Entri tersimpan
===============
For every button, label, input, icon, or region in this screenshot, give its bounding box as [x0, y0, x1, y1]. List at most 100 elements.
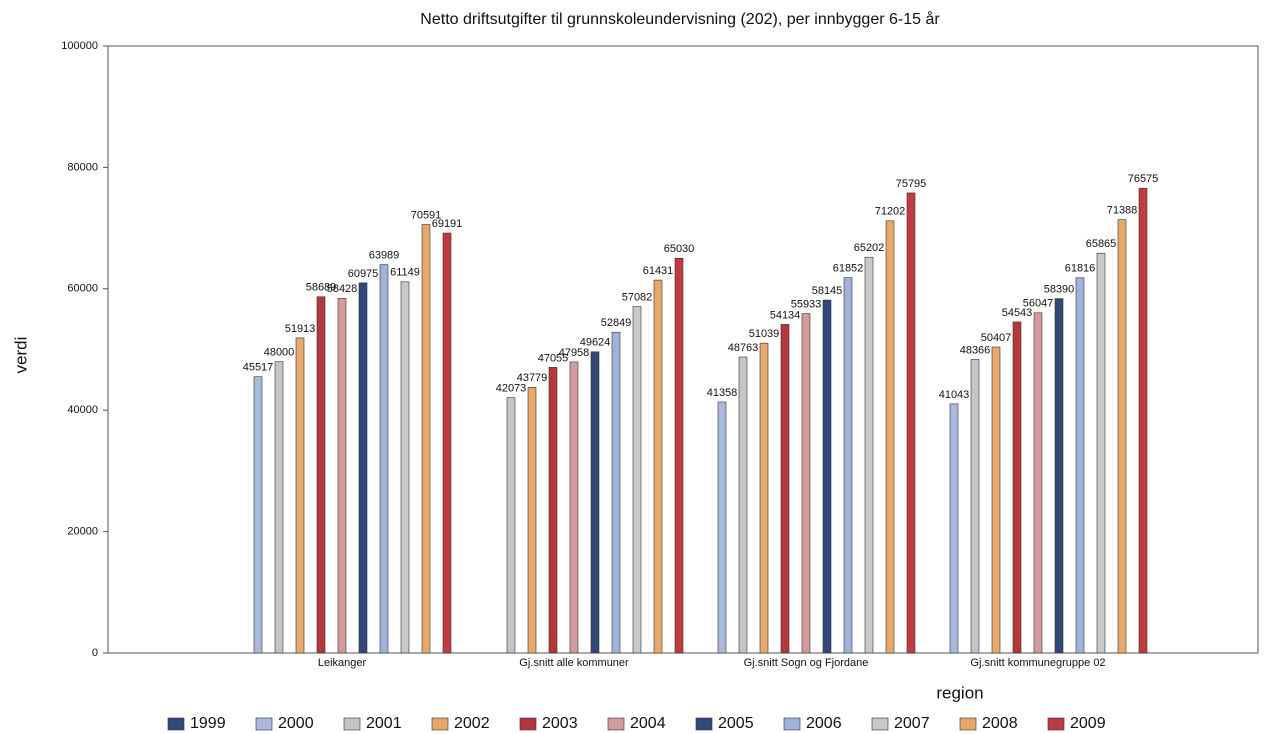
bar	[506, 397, 516, 654]
legend-label: 2006	[806, 715, 842, 732]
value-label: 60975	[348, 268, 379, 280]
value-label: 61149	[390, 267, 420, 279]
bar	[632, 306, 642, 654]
y-axis-label: verdi	[11, 337, 30, 374]
value-label: 61852	[833, 262, 864, 274]
bar	[906, 192, 916, 654]
value-label: 71388	[1107, 205, 1138, 217]
value-label: 52849	[601, 317, 632, 329]
legend-label: 1999	[190, 715, 226, 732]
bar	[253, 376, 263, 654]
value-label: 57082	[622, 291, 653, 303]
bar	[949, 403, 959, 654]
bar	[1012, 321, 1022, 654]
bar	[822, 299, 832, 654]
bar	[442, 232, 452, 654]
value-label: 61816	[1065, 263, 1096, 275]
legend-swatch	[783, 717, 801, 731]
legend-swatch	[343, 717, 361, 731]
bar	[379, 264, 389, 654]
bar	[358, 282, 368, 654]
value-label: 51039	[749, 328, 780, 340]
value-label: 61431	[643, 265, 674, 277]
bar	[653, 279, 663, 654]
legend-swatch	[255, 717, 273, 731]
value-label: 65202	[854, 242, 885, 254]
value-label: 55933	[791, 298, 822, 310]
chart-title: Netto driftsutgifter til grunnskoleunder…	[420, 10, 940, 28]
y-tick-label: 100000	[61, 40, 98, 52]
value-label: 50407	[981, 332, 1012, 344]
value-label: 42073	[496, 383, 527, 395]
legend-label: 2003	[542, 715, 578, 732]
value-label: 71202	[875, 206, 906, 218]
bar	[991, 346, 1001, 654]
legend-label: 2004	[630, 715, 666, 732]
bar	[590, 351, 600, 654]
legend-label: 2002	[454, 715, 490, 732]
legend-swatch	[607, 717, 625, 731]
bar	[548, 367, 558, 654]
bar	[759, 342, 769, 654]
bar	[843, 277, 853, 654]
value-label: 48763	[728, 342, 759, 354]
bar	[295, 337, 305, 654]
legend-swatch	[167, 717, 185, 731]
bar	[717, 401, 727, 654]
value-label: 76575	[1128, 173, 1159, 185]
bar	[527, 386, 537, 654]
legend-label: 2001	[366, 715, 402, 732]
value-label: 58145	[812, 285, 843, 297]
value-label: 65865	[1086, 238, 1117, 250]
y-tick-label: 60000	[67, 283, 98, 295]
bar	[1096, 252, 1106, 654]
bar	[738, 356, 748, 654]
legend-swatch	[431, 717, 449, 731]
bar	[1117, 219, 1127, 654]
legend-swatch	[871, 717, 889, 731]
x-axis-label: region	[936, 683, 983, 702]
value-label: 51913	[285, 323, 316, 335]
x-tick-label: Gj.snitt kommunegruppe 02	[970, 657, 1105, 669]
bar	[970, 359, 980, 654]
value-label: 49624	[580, 337, 611, 349]
legend-label: 2005	[718, 715, 754, 732]
legend-swatch	[695, 717, 713, 731]
legend-label: 2000	[278, 715, 314, 732]
value-label: 41358	[707, 387, 738, 399]
value-label: 58428	[327, 283, 358, 295]
legend-swatch	[519, 717, 537, 731]
bar	[316, 296, 326, 654]
bar	[801, 313, 811, 654]
value-label: 41043	[939, 389, 970, 401]
value-label: 54134	[770, 309, 801, 321]
bar	[885, 220, 895, 654]
y-tick-label: 80000	[67, 161, 98, 173]
bar	[1033, 312, 1043, 654]
legend-label: 2008	[982, 715, 1018, 732]
value-label: 63989	[369, 249, 400, 261]
bar	[421, 224, 431, 654]
value-label: 48366	[960, 344, 991, 356]
y-tick-label: 20000	[67, 526, 98, 538]
value-label: 54543	[1002, 307, 1033, 319]
bar	[674, 257, 684, 654]
bar	[1075, 277, 1085, 654]
x-tick-label: Leikanger	[318, 657, 367, 669]
legend-swatch	[959, 717, 977, 731]
value-label: 56047	[1023, 298, 1054, 310]
value-label: 65030	[664, 243, 695, 255]
legend-swatch	[1047, 717, 1065, 731]
y-tick-label: 0	[92, 647, 98, 659]
x-tick-label: Gj.snitt Sogn og Fjordane	[744, 657, 869, 669]
y-tick-label: 40000	[67, 404, 98, 416]
bar	[569, 361, 579, 654]
bar	[337, 298, 347, 654]
value-label: 43779	[517, 372, 548, 384]
bar	[1138, 187, 1148, 654]
value-label: 58689	[306, 282, 337, 294]
bar	[611, 331, 621, 654]
value-label: 69191	[432, 218, 463, 230]
bar	[1054, 298, 1064, 654]
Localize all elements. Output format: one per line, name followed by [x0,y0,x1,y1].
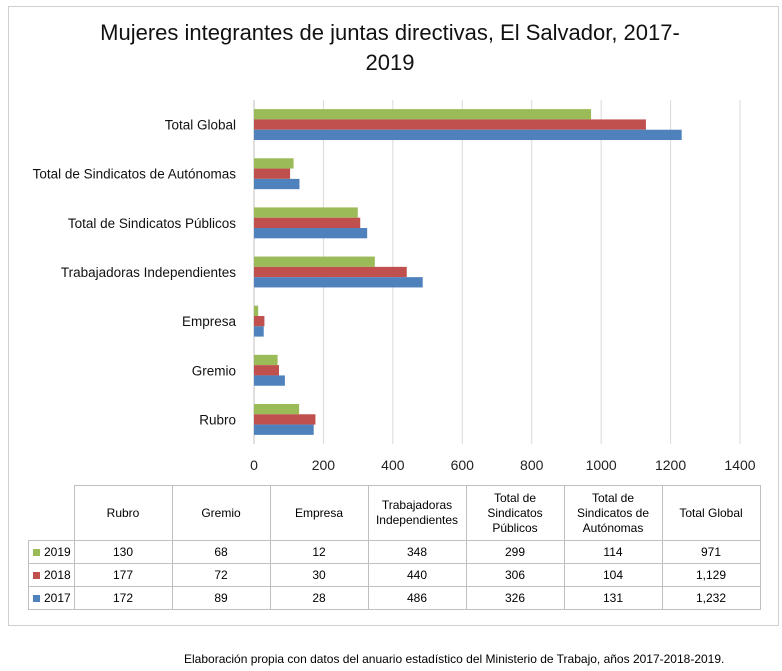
table-cell: 72 [171,563,271,587]
column-header-line: Empresa [294,505,344,520]
column-header-line: Sindicatos [487,505,543,520]
bar-2018 [254,119,646,130]
table-cell: 114 [563,540,663,564]
x-tick-label: 800 [520,457,544,473]
legend-swatch [33,549,40,557]
table-cell: 68 [171,540,271,564]
column-header-line: Total Global [679,505,743,520]
bar-2018 [254,315,265,327]
table-cell: 326 [465,586,565,610]
table-cell: 177 [73,563,173,587]
column-header: Total de Sindicatos de Autónomas [563,485,663,541]
category-label: Total de Sindicatos Públicos [68,216,236,231]
data-table: Rubro Gremio Empresa Trabajadoras Independie… [28,485,761,610]
column-header-line: Independientes [375,513,459,527]
bar-chart: 0 200 400 600 800 1000 1200 1400 Rubro Gremio Empr… [33,100,756,473]
x-tick-label: 400 [381,457,405,473]
bar-2018 [254,414,316,425]
bar-2019 [254,305,259,316]
x-tick-label: 1400 [724,457,755,473]
table-row: 2019 130 68 12 348 299 114 971 [28,540,761,564]
bar-2019 [254,256,375,267]
column-header: Total Global [661,485,761,541]
x-tick-label: 1000 [586,457,617,473]
bar-2017 [254,277,423,288]
bar-2018 [254,217,361,229]
bar-2019 [254,158,294,169]
table-cell: 299 [465,540,565,564]
legend-label: 2019 [44,545,71,559]
column-header: Trabajadoras Independientes [367,485,467,541]
category-label: Total Global [165,118,236,133]
category-label: Total de Sindicatos de Autónomas [33,167,237,182]
bar-2017 [254,228,368,239]
table-cell: 172 [73,586,173,610]
category-label: Gremio [192,363,236,378]
x-tick-label: 1200 [655,457,686,473]
bar-2019 [254,109,592,120]
chart-title-line-2: 2019 [365,50,415,75]
column-header-line: Trabajadoras [381,498,453,512]
table-cell: 486 [367,586,467,610]
column-header-line: Sindicatos de [576,505,650,520]
column-header: Empresa [269,485,369,541]
table-cell: 30 [269,563,369,587]
legend-label: 2018 [44,568,71,582]
table-row: 2017 172 89 28 486 326 131 1,232 [28,586,761,610]
legend-label: 2017 [44,591,71,605]
x-tick-label: 0 [250,457,258,473]
table-cell: 348 [367,540,467,564]
table-cell: 440 [367,563,467,587]
chart-title: Mujeres integrantes de juntas directivas… [40,18,740,78]
bar-2019 [254,354,278,366]
category-label: Empresa [182,314,237,329]
x-tick-label: 200 [312,457,336,473]
column-header-line: Total de [493,490,537,505]
table-cell: 104 [563,563,663,587]
legend-entry: 2018 [28,563,75,587]
table-cell: 306 [465,563,565,587]
table-cell: 971 [661,540,761,564]
table-cell: 130 [73,540,173,564]
column-header-line: Gremio [201,505,241,520]
table-cell: 1,232 [661,586,761,610]
bar-2018 [254,168,291,179]
source-caption: Elaboración propia con datos del anuario… [184,652,725,666]
legend-entry: 2017 [28,586,75,610]
table-cell: 89 [171,586,271,610]
column-header-line: Autónomas [582,520,644,535]
column-header-line: Públicos [492,520,538,535]
column-header: Rubro [73,485,173,541]
column-header-line: Rubro [106,505,140,520]
column-header-line: Total de [591,490,635,505]
table-cell: 1,129 [661,563,761,587]
legend-swatch [33,595,40,603]
chart-title-line-1: Mujeres integrantes de juntas directivas… [100,20,680,45]
x-tick-label: 600 [451,457,475,473]
bar-2017 [254,326,264,337]
table-cell: 12 [269,540,369,564]
table-row: 2018 177 72 30 440 306 104 1,129 [28,563,761,587]
table-corner-cell [28,485,75,541]
table-header-row: Rubro Gremio Empresa Trabajadoras Independie… [28,485,761,541]
legend-swatch [33,572,40,580]
bar-2017 [254,178,300,190]
column-header: Total de Sindicatos Públicos [465,485,565,541]
bar-2018 [254,266,407,278]
legend-entry: 2019 [28,540,75,564]
category-label: Trabajadoras Independientes [61,265,236,280]
bar-2017 [254,129,682,141]
bar-2017 [254,424,314,435]
table-cell: 28 [269,586,369,610]
bar-2019 [254,207,358,218]
column-header: Gremio [171,485,271,541]
category-label: Rubro [199,412,236,427]
bar-2018 [254,365,279,376]
bar-2019 [254,403,300,415]
bar-2017 [254,375,285,386]
table-cell: 131 [563,586,663,610]
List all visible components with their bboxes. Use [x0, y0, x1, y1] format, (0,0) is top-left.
===============
**Tujuan Latihan**
Salin ulang baris-baris catatan di atas tanpa perubahan apa pun. Mulailah dari baris yang memuat "397, 516, 654]" dan berhentilah setelah baris yang memuat "242, 885, 254]".

**Jawaban Tugas**
bar	[506, 397, 516, 654]
legend-label: 2006	[806, 715, 842, 732]
value-label: 60975	[348, 268, 379, 280]
value-label: 61149	[390, 267, 420, 279]
bar	[632, 306, 642, 654]
y-axis-label: verdi	[11, 337, 30, 374]
value-label: 61852	[833, 262, 864, 274]
bar	[906, 192, 916, 654]
value-label: 71388	[1107, 205, 1138, 217]
value-label: 52849	[601, 317, 632, 329]
legend-label: 1999	[190, 715, 226, 732]
bar	[253, 376, 263, 654]
value-label: 57082	[622, 291, 653, 303]
bar	[949, 403, 959, 654]
bar	[1012, 321, 1022, 654]
bar	[822, 299, 832, 654]
bar	[442, 232, 452, 654]
value-label: 61816	[1065, 263, 1096, 275]
legend-swatch	[783, 717, 801, 731]
legend-swatch	[343, 717, 361, 731]
bar	[379, 264, 389, 654]
bar	[358, 282, 368, 654]
value-label: 51039	[749, 328, 780, 340]
value-label: 61431	[643, 265, 674, 277]
bar	[653, 279, 663, 654]
legend-swatch	[255, 717, 273, 731]
value-label: 65202	[854, 242, 885, 254]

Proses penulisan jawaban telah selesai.